**Records supplied:**
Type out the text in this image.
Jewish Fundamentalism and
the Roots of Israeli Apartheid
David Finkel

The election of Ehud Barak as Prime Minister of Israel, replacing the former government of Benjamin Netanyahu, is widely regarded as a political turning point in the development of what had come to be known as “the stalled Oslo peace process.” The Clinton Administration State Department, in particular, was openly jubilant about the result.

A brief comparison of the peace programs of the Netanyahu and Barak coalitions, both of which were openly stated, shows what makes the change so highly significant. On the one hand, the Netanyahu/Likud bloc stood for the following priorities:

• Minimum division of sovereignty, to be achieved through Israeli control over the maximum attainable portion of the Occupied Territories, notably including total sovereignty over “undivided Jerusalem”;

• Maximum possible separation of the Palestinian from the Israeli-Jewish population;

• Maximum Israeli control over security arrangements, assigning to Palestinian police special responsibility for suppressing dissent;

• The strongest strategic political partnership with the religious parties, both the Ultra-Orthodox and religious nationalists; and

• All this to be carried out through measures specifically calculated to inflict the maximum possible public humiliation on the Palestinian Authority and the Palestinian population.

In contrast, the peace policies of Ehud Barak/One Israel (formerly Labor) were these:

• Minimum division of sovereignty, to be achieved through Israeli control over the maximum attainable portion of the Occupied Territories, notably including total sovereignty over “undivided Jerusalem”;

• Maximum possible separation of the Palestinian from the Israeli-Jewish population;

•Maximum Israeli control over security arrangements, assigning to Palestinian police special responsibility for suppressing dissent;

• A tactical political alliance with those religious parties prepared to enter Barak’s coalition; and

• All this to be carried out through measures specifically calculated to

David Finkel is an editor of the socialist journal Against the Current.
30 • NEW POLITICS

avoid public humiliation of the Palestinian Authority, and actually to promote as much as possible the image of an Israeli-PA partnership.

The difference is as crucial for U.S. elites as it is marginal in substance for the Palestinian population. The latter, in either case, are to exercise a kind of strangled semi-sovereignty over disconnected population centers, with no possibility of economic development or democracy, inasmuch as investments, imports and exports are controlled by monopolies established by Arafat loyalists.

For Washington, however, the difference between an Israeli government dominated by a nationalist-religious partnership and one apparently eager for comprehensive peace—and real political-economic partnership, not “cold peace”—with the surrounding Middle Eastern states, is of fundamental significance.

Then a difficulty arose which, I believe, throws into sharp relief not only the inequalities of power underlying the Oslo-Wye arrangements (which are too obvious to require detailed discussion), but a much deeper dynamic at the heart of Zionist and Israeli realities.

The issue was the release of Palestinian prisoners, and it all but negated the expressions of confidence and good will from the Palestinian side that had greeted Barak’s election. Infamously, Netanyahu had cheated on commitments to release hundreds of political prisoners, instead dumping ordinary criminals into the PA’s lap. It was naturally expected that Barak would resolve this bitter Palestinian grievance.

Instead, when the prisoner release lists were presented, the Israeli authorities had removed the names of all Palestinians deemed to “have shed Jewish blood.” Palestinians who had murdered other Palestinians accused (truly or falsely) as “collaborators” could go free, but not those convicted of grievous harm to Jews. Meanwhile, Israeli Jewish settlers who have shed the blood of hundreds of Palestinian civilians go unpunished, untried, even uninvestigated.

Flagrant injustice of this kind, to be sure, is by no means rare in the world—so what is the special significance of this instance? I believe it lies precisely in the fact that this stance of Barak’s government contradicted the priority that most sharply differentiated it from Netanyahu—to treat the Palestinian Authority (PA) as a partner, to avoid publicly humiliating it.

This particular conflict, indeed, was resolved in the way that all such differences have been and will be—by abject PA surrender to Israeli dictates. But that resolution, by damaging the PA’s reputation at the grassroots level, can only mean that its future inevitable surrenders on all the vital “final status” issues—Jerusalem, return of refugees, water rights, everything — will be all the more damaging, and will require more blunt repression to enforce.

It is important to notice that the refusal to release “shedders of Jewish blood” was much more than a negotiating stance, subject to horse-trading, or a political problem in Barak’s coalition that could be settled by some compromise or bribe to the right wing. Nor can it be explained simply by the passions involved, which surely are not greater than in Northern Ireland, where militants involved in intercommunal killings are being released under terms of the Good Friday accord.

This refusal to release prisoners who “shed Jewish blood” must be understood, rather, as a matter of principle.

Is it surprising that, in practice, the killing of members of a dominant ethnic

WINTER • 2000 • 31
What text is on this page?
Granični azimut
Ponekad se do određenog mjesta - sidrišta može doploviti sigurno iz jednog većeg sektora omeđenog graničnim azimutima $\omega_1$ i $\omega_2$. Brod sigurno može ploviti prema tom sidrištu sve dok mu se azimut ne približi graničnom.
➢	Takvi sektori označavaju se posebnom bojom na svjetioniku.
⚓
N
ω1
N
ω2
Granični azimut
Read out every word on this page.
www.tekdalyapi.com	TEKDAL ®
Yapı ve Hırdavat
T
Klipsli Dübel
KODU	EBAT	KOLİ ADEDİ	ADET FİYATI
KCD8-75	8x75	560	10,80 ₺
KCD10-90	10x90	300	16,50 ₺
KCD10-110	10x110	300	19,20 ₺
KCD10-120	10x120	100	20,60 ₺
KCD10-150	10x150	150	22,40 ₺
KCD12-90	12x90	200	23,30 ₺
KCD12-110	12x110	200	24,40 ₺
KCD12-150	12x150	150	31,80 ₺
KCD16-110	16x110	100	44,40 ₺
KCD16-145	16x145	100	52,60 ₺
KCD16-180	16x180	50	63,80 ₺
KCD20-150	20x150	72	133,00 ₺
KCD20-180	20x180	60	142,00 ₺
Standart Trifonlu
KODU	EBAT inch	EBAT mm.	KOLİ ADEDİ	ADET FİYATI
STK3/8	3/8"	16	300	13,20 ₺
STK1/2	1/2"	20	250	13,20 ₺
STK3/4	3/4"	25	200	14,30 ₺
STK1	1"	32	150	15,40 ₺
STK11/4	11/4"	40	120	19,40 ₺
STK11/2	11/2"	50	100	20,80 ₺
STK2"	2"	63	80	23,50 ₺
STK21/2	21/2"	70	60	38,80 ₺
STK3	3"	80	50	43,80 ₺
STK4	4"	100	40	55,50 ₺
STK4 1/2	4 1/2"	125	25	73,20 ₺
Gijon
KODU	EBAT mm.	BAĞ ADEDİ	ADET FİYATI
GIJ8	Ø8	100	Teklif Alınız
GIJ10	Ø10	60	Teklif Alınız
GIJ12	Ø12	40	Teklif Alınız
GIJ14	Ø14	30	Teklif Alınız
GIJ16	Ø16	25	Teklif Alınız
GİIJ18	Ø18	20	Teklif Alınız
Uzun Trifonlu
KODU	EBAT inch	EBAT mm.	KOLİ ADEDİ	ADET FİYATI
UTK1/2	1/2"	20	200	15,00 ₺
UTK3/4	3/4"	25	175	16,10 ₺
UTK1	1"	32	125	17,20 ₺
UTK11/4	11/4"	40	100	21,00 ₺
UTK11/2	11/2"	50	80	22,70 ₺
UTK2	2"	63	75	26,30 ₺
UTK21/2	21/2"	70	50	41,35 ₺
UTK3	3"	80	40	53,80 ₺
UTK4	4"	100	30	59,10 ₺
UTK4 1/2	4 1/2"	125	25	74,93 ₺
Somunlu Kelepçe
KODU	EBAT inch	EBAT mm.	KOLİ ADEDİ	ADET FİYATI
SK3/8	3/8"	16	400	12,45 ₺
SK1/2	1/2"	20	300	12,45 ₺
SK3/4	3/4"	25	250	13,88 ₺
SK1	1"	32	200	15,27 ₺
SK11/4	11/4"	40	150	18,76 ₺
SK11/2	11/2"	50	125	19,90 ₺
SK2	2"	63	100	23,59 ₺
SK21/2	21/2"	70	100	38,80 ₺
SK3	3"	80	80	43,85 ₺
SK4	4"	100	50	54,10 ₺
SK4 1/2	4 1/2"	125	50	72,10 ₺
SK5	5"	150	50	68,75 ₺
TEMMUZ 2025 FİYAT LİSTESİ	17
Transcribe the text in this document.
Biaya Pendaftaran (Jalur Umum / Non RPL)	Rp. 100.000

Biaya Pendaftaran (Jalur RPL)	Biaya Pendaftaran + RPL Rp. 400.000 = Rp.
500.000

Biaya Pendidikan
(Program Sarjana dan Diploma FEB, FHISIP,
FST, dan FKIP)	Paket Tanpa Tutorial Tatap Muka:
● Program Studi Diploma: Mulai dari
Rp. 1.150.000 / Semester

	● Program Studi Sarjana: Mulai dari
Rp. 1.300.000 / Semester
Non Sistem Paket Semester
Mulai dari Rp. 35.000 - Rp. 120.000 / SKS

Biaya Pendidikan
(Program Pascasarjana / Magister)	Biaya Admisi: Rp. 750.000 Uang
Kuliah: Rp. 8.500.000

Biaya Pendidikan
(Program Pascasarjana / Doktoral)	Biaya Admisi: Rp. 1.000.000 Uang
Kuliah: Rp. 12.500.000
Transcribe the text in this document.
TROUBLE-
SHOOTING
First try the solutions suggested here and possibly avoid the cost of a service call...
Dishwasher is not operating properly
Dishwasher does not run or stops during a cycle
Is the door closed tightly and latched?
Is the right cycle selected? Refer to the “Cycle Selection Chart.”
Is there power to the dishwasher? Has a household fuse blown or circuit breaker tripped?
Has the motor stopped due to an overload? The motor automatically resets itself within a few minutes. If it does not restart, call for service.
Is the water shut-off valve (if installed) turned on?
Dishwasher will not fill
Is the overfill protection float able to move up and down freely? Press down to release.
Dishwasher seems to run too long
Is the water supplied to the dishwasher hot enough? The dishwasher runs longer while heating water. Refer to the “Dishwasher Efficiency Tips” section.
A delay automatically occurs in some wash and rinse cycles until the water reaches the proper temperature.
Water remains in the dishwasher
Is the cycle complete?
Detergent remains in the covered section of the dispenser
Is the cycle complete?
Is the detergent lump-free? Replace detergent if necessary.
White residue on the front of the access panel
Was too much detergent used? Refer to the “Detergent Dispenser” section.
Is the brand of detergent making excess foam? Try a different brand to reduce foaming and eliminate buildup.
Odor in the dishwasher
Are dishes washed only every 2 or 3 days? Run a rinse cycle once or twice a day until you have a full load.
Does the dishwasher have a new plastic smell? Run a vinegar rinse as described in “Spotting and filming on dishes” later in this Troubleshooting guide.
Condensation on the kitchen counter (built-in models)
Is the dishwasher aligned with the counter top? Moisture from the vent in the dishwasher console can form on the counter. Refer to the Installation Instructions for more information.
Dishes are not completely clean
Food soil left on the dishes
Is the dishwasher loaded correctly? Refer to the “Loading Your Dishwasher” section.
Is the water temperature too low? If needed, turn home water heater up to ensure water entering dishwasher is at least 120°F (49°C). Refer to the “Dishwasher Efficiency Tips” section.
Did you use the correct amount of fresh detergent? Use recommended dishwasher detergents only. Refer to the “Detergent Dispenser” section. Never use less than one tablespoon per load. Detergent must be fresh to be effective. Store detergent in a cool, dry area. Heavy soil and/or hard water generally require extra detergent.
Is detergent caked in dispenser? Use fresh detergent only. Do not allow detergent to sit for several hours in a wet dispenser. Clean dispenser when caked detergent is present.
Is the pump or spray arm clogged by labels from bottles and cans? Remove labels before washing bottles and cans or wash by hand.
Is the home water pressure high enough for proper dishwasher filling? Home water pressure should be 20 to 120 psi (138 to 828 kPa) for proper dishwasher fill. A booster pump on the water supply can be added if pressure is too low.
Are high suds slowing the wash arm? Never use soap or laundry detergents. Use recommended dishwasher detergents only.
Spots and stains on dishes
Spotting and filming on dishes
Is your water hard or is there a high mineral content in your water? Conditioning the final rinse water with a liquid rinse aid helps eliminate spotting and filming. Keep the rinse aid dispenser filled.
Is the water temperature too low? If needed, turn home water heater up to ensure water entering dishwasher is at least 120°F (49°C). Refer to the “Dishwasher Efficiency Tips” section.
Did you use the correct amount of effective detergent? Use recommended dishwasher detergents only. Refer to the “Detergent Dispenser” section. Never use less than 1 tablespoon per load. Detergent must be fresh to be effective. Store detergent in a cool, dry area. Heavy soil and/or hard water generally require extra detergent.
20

**The exercise:** In the entries above, find every line holding the word "development" and copy it out.

**Expected answer:**
The election of Ehud Barak as Prime Minister of Israel, replacing the former government of Benjamin Netanyahu, is widely regarded as a political turning point in the development of what had come to be known as “the stalled Oslo peace process.” The Clinton Administration State Department, in particular, was openly jubilant about the result.
The difference is as crucial for U.S. elites as it is marginal in substance for the Palestinian population. The latter, in either case, are to exercise a kind of strangled semi-sovereignty over disconnected population centers, with no possibility of economic development or democracy, inasmuch as investments, imports and exports are controlled by monopolies established by Arafat loyalists.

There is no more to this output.